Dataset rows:
★ ★ ★ ★ ★

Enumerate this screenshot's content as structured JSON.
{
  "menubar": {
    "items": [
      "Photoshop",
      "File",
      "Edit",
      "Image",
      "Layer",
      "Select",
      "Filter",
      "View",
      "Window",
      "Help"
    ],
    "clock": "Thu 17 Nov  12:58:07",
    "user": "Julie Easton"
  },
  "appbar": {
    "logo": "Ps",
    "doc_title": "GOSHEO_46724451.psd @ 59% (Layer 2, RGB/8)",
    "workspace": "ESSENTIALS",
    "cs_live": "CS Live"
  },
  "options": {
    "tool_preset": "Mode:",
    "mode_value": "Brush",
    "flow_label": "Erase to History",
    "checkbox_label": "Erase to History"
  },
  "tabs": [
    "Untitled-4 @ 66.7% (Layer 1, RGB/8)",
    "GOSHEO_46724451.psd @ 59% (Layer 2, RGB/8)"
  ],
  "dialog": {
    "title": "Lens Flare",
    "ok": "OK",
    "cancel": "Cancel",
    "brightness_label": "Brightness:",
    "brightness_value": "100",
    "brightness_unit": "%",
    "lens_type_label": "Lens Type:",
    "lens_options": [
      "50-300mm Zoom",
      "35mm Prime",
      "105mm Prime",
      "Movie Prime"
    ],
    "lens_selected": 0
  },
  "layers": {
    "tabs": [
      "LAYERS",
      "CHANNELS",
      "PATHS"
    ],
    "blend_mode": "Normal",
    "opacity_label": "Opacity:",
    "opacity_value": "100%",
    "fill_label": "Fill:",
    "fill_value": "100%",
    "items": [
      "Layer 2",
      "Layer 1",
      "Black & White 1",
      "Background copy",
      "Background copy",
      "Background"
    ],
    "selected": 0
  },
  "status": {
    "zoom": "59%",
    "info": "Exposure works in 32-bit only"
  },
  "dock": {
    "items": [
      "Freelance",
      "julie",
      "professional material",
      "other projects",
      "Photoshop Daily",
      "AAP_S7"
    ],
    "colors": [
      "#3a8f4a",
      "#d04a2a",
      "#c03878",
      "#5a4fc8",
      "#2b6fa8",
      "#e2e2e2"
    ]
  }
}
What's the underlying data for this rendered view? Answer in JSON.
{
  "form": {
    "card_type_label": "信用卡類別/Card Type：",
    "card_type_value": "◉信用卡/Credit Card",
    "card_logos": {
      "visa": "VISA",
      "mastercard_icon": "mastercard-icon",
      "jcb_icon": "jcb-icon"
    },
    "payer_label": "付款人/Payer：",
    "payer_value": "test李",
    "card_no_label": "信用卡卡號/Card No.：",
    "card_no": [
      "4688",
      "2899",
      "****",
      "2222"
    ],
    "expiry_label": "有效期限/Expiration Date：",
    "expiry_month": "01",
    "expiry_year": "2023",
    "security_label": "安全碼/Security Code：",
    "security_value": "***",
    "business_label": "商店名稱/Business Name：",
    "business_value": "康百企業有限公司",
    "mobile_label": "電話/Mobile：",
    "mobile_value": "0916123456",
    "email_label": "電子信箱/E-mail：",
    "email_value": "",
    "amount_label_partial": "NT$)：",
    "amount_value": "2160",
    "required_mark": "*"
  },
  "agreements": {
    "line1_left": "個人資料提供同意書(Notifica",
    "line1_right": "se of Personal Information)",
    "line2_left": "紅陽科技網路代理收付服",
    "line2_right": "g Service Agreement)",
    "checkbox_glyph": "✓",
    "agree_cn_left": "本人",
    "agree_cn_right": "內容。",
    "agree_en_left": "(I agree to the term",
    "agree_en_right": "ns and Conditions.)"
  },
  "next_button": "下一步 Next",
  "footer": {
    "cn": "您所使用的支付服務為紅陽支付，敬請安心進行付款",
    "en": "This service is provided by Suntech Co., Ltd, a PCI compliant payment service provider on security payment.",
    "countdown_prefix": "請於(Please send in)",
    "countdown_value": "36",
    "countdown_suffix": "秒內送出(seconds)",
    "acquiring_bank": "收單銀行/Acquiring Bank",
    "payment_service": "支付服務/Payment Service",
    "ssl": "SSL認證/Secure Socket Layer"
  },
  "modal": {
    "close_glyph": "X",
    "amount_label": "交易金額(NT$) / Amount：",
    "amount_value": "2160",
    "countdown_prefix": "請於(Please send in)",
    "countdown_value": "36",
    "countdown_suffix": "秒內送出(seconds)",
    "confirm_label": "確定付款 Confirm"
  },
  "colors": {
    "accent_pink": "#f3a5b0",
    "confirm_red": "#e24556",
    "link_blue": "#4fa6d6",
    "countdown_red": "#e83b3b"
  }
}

★ ★ ★ ★ ★

_What is required_. Write out every record, exactly as written.

_Expected answer_.
Enumerate this screenshot's content as structured JSON.
{
  "menubar": {
    "items": [
      "Photoshop",
      "File",
      "Edit",
      "Image",
      "Layer",
      "Select",
      "Filter",
      "View",
      "Window",
      "Help"
    ],
    "clock": "Thu 17 Nov  12:58:07",
    "user": "Julie Easton"
  },
  "appbar": {
    "logo": "Ps",
    "doc_title": "GOSHEO_46724451.psd @ 59% (Layer 2, RGB/8)",
    "workspace": "ESSENTIALS",
    "cs_live": "CS Live"
  },
  "options": {
    "tool_preset": "Mode:",
    "mode_value": "Brush",
    "flow_label": "Erase to History",
    "checkbox_label": "Erase to History"
  },
  "tabs": [
    "Untitled-4 @ 66.7% (Layer 1, RGB/8)",
    "GOSHEO_46724451.psd @ 59% (Layer 2, RGB/8)"
  ],
  "dialog": {
    "title": "Lens Flare",
    "ok": "OK",
    "cancel": "Cancel",
    "brightness_label": "Brightness:",
    "brightness_value": "100",
    "brightness_unit": "%",
    "lens_type_label": "Lens Type:",
    "lens_options": [
      "50-300mm Zoom",
      "35mm Prime",
      "105mm Prime",
      "Movie Prime"
    ],
    "lens_selected": 0
  },
  "layers": {
    "tabs": [
      "LAYERS",
      "CHANNELS",
      "PATHS"
    ],
    "blend_mode": "Normal",
    "opacity_label": "Opacity:",
    "opacity_value": "100%",
    "fill_label": "Fill:",
    "fill_value": "100%",
    "items": [
      "Layer 2",
      "Layer 1",
      "Black & White 1",
      "Background copy",
      "Background copy",
      "Background"
    ],
    "selected": 0
  },
  "status": {
    "zoom": "59%",
    "info": "Exposure works in 32-bit only"
  },
  "dock": {
    "items": [
      "Freelance",
      "julie",
      "professional material",
      "other projects",
      "Photoshop Daily",
      "AAP_S7"
    ],
    "colors": [
      "#3a8f4a",
      "#d04a2a",
      "#c03878",
      "#5a4fc8",
      "#2b6fa8",
      "#e2e2e2"
    ]
  }
}
What's the underlying data for this rendered view? Answer in JSON.
{
  "form": {
    "card_type_label": "信用卡類別/Card Type：",
    "card_type_value": "◉信用卡/Credit Card",
    "card_logos": {
      "visa": "VISA",
      "mastercard_icon": "mastercard-icon",
      "jcb_icon": "jcb-icon"
    },
    "payer_label": "付款人/Payer：",
    "payer_value": "test李",
    "card_no_label": "信用卡卡號/Card No.：",
    "card_no": [
      "4688",
      "2899",
      "****",
      "2222"
    ],
    "expiry_label": "有效期限/Expiration Date：",
    "expiry_month": "01",
    "expiry_year": "2023",
    "security_label": "安全碼/Security Code：",
    "security_value": "***",
    "business_label": "商店名稱/Business Name：",
    "business_value": "康百企業有限公司",
    "mobile_label": "電話/Mobile：",
    "mobile_value": "0916123456",
    "email_label": "電子信箱/E-mail：",
    "email_value": "",
    "amount_label_partial": "NT$)：",
    "amount_value": "2160",
    "required_mark": "*"
  },
  "agreements": {
    "line1_left": "個人資料提供同意書(Notifica",
    "line1_right": "se of Personal Information)",
    "line2_left": "紅陽科技網路代理收付服",
    "line2_right": "g Service Agreement)",
    "checkbox_glyph": "✓",
    "agree_cn_left": "本人",
    "agree_cn_right": "內容。",
    "agree_en_left": "(I agree to the term",
    "agree_en_right": "ns and Conditions.)"
  },
  "next_button": "下一步 Next",
  "footer": {
    "cn": "您所使用的支付服務為紅陽支付，敬請安心進行付款",
    "en": "This service is provided by Suntech Co., Ltd, a PCI compliant payment service provider on security payment.",
    "countdown_prefix": "請於(Please send in)",
    "countdown_value": "36",
    "countdown_suffix": "秒內送出(seconds)",
    "acquiring_bank": "收單銀行/Acquiring Bank",
    "payment_service": "支付服務/Payment Service",
    "ssl": "SSL認證/Secure Socket Layer"
  },
  "modal": {
    "close_glyph": "X",
    "amount_label": "交易金額(NT$) / Amount：",
    "amount_value": "2160",
    "countdown_prefix": "請於(Please send in)",
    "countdown_value": "36",
    "countdown_suffix": "秒內送出(seconds)",
    "confirm_label": "確定付款 Confirm"
  },
  "colors": {
    "accent_pink": "#f3a5b0",
    "confirm_red": "#e24556",
    "link_blue": "#4fa6d6",
    "countdown_red": "#e83b3b"
  }
}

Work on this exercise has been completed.